━━ Stored data

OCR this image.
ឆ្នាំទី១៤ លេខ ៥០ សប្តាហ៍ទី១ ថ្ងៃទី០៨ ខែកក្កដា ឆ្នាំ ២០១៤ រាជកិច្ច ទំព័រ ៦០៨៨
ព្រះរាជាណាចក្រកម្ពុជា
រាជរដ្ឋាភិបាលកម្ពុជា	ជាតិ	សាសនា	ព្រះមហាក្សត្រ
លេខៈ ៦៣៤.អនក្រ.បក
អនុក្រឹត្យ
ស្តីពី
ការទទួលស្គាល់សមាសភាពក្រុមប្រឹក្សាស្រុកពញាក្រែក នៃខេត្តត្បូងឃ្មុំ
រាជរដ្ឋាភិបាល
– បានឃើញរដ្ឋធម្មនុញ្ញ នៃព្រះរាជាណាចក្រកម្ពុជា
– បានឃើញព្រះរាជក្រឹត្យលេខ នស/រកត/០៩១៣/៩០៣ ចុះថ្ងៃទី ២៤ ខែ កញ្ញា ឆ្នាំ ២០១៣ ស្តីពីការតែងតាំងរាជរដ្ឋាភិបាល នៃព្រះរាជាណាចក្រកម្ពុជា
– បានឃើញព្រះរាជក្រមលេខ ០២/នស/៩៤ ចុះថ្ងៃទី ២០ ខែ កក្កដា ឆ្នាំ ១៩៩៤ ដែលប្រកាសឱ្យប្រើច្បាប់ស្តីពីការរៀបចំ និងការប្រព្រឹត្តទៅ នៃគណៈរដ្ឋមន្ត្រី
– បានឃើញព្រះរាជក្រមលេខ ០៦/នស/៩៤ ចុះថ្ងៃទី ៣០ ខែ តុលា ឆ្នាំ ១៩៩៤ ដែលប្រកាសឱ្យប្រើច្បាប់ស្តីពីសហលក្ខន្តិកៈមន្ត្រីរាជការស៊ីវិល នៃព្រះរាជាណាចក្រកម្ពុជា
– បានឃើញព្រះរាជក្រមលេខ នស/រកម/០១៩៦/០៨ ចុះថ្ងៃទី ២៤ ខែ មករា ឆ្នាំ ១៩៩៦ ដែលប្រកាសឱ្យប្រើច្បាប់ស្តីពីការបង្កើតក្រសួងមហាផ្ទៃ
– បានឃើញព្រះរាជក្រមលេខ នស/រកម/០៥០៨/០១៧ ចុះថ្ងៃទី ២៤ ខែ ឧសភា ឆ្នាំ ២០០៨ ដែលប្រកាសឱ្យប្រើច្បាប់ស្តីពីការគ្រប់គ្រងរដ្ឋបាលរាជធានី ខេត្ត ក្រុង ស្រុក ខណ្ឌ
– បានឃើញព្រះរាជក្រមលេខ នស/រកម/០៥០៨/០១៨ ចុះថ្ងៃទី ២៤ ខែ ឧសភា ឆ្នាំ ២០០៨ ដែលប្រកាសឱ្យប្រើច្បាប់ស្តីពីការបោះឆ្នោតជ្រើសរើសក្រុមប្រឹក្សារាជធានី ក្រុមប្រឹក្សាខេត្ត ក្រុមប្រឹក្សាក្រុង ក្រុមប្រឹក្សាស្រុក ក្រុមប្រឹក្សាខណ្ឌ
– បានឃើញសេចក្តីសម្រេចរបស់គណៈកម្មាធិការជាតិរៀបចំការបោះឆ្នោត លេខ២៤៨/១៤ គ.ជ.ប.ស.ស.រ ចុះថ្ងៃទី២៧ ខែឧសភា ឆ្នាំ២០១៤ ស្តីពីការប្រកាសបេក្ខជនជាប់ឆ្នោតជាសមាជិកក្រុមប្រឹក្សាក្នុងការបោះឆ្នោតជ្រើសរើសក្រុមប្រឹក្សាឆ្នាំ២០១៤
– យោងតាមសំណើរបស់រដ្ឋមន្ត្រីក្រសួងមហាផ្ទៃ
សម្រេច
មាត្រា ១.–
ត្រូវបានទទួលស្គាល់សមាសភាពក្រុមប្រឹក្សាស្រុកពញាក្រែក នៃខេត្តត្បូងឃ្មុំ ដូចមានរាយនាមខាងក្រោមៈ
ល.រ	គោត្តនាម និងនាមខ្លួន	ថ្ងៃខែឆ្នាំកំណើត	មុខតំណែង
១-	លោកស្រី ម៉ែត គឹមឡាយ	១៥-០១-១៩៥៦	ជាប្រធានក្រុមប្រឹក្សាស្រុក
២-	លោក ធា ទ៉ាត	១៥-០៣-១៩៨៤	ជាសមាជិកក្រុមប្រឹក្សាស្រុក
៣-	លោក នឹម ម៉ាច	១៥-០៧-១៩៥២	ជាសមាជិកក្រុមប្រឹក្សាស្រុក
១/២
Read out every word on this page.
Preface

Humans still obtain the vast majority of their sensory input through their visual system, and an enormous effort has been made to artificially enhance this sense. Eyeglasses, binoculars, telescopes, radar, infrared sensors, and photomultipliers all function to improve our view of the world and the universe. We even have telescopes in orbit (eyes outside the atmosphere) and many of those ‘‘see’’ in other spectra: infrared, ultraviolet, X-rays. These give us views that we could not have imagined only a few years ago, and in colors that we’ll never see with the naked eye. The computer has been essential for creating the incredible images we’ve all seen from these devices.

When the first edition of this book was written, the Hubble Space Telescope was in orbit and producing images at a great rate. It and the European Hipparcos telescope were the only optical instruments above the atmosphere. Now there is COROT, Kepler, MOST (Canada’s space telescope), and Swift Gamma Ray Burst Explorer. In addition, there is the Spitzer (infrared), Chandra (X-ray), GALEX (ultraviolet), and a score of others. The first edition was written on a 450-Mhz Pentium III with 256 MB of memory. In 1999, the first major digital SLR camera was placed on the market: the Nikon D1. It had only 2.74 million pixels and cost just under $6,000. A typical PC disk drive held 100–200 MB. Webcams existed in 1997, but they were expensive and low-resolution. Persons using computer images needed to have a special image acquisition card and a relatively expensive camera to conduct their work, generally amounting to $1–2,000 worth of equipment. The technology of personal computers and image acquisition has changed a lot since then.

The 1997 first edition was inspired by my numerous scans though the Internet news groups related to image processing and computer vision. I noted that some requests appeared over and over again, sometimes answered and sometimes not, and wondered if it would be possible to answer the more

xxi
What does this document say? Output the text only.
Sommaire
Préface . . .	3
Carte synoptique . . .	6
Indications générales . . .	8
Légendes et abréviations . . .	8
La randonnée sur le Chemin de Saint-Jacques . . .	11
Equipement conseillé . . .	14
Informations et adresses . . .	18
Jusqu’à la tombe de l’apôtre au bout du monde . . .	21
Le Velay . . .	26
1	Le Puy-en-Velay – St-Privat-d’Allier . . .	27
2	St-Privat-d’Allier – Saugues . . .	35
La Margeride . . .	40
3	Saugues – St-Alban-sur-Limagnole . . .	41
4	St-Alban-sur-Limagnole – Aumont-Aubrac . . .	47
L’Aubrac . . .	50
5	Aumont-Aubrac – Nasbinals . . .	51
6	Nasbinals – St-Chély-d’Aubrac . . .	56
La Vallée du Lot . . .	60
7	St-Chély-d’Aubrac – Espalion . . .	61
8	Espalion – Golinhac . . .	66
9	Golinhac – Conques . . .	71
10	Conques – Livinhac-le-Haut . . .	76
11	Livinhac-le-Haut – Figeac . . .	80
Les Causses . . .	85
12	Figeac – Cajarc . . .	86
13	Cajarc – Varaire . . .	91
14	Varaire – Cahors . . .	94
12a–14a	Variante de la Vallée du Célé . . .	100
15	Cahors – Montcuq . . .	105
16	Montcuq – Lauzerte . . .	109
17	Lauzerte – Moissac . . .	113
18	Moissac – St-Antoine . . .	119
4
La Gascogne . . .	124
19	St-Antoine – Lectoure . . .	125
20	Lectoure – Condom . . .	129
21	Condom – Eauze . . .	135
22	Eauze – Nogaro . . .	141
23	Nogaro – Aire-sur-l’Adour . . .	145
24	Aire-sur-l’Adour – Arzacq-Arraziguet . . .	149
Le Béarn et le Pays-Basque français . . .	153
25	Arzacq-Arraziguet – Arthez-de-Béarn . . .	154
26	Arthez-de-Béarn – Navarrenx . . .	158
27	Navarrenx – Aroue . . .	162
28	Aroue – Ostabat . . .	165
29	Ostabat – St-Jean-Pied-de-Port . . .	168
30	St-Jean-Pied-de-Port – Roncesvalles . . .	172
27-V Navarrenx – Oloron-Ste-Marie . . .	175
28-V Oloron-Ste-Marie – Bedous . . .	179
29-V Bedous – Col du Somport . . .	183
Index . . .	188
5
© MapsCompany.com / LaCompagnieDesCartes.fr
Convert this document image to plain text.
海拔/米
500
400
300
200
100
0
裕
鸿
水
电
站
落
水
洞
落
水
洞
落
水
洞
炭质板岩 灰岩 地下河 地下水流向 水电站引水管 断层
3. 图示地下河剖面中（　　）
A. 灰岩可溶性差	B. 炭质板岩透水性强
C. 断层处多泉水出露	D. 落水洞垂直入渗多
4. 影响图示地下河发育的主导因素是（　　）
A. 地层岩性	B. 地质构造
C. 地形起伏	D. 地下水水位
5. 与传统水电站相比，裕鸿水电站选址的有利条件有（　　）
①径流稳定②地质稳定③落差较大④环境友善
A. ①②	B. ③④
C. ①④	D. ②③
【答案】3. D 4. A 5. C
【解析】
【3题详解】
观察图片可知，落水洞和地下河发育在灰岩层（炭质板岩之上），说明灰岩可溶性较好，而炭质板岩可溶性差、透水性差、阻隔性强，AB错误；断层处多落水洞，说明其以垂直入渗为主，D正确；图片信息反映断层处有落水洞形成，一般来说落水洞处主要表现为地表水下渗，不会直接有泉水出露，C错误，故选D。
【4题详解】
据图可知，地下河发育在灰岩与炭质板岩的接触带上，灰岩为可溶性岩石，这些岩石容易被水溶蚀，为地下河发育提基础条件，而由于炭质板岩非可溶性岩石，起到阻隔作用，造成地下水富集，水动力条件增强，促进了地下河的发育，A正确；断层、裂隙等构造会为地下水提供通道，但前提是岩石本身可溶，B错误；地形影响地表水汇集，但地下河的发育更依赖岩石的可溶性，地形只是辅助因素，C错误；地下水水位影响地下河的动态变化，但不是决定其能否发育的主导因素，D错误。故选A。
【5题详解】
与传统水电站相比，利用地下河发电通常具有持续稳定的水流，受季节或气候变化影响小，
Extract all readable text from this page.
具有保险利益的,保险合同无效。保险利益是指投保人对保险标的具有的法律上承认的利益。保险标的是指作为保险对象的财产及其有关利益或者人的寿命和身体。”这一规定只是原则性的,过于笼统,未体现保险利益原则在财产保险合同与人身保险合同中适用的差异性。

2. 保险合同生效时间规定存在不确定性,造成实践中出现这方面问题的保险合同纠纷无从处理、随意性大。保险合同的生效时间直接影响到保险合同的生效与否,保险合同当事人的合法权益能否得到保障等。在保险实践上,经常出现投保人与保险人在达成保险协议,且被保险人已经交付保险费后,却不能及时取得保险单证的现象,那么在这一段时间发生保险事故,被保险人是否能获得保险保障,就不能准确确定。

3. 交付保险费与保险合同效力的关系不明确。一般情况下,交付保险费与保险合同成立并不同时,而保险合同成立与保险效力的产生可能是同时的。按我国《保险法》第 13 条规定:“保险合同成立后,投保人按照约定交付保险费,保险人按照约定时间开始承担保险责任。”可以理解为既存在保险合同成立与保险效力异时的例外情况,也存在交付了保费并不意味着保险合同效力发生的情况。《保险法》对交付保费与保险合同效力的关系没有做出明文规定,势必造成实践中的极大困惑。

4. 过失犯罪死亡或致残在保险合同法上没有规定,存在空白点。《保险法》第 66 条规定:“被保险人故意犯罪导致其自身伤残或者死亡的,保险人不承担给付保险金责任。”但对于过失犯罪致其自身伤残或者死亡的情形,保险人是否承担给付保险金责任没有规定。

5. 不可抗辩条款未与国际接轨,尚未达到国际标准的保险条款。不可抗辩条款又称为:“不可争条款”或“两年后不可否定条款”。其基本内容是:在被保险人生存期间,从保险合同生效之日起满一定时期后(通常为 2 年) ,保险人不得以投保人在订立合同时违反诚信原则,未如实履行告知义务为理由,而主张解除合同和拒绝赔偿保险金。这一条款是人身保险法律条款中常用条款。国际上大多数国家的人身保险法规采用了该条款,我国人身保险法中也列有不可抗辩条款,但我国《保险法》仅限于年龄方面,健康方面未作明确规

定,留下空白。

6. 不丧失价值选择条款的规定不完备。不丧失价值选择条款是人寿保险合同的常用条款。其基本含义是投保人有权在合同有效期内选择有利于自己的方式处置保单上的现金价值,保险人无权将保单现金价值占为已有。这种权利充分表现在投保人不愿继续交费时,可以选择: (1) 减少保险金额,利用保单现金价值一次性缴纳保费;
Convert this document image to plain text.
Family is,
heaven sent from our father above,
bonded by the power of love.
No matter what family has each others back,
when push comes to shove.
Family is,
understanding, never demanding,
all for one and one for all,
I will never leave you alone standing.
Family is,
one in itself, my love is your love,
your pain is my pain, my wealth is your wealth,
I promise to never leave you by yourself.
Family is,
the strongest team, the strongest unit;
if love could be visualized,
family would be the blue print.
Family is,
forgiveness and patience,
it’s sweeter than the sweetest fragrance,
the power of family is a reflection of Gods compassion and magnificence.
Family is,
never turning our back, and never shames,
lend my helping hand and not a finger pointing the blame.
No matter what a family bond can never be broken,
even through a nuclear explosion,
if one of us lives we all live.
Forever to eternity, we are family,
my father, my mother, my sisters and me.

━━━━

**What the task requires**
Return every line holding the word "Condom" from the records.

**Result of this task**
20	Lectoure – Condom . . .	129
21	Condom – Eauze . . .	135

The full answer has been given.